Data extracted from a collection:
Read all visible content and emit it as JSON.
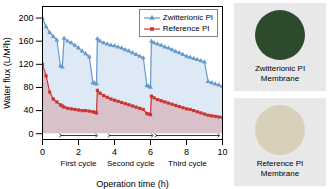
{
  "chart_data": {
    "type": "area",
    "xlabel": "Operation time (h)",
    "ylabel": "Water flux (L/M²h)",
    "xlim": [
      0,
      10
    ],
    "ylim": [
      -10,
      220
    ],
    "xticks": [
      0,
      2,
      4,
      6,
      8,
      10
    ],
    "yticks": [
      0,
      40,
      80,
      120,
      160,
      200
    ],
    "grid": false,
    "legend": "upper right",
    "x": [
      0.0,
      0.2,
      0.4,
      0.6,
      0.8,
      1.0,
      1.1,
      1.2,
      1.4,
      1.6,
      1.8,
      2.0,
      2.2,
      2.4,
      2.6,
      2.8,
      2.9,
      3.0,
      3.05,
      3.2,
      3.4,
      3.6,
      3.8,
      4.0,
      4.2,
      4.4,
      4.6,
      4.8,
      5.0,
      5.2,
      5.4,
      5.6,
      5.8,
      5.9,
      6.0,
      6.05,
      6.2,
      6.4,
      6.6,
      6.8,
      7.0,
      7.2,
      7.4,
      7.6,
      7.8,
      8.0,
      8.2,
      8.4,
      8.6,
      8.8,
      9.0,
      9.2,
      9.4,
      9.6,
      9.8,
      10.0
    ],
    "series": [
      {
        "name": "Zwitterionic PI",
        "color": "#6699cc",
        "marker": "triangle",
        "values": [
          200,
          185,
          175,
          168,
          162,
          117,
          115,
          165,
          160,
          157,
          153,
          148,
          143,
          138,
          133,
          88,
          87,
          86,
          164,
          160,
          157,
          155,
          153,
          152,
          150,
          148,
          145,
          143,
          140,
          137,
          134,
          131,
          83,
          82,
          80,
          160,
          157,
          155,
          153,
          150,
          148,
          145,
          142,
          140,
          137,
          134,
          132,
          130,
          128,
          126,
          124,
          90,
          88,
          86,
          84,
          82
        ]
      },
      {
        "name": "Reference PI",
        "color": "#cc3333",
        "marker": "square",
        "values": [
          120,
          100,
          72,
          60,
          55,
          50,
          48,
          46,
          44,
          43,
          42,
          41,
          40,
          40,
          39,
          38,
          37,
          36,
          75,
          70,
          66,
          63,
          60,
          58,
          56,
          54,
          52,
          50,
          48,
          46,
          44,
          42,
          35,
          34,
          33,
          65,
          62,
          59,
          57,
          55,
          53,
          51,
          49,
          47,
          45,
          43,
          42,
          40,
          38,
          36,
          34,
          32,
          31,
          30,
          29,
          28
        ]
      }
    ],
    "annotations": [
      {
        "text": "First cycle",
        "x": [
          1,
          3
        ]
      },
      {
        "text": "Second cycle",
        "x": [
          3.7,
          6.1
        ]
      },
      {
        "text": "Third cycle",
        "x": [
          6.3,
          9.8
        ]
      },
      {
        "text": "Zwitterionic PI\nMembrane",
        "color": "#2d4a2d"
      },
      {
        "text": "Reference PI\nMembrane",
        "color": "#d8d0b8"
      }
    ]
  }
}
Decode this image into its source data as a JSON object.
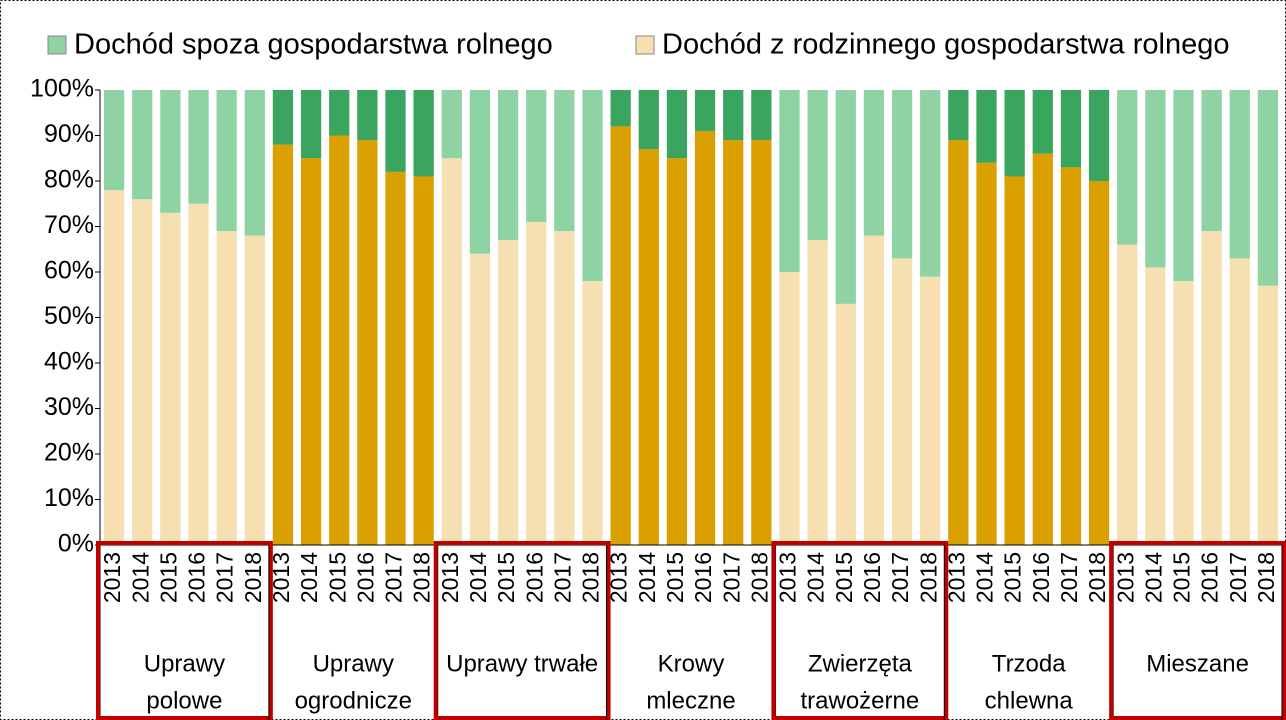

→ **WHAT NEEDS TO BE DONE**
From the records above, copy every line that holds the word "name".

→ **RESPONSE**
        "name": "Zwitterionic PI",
        "name": "Reference PI",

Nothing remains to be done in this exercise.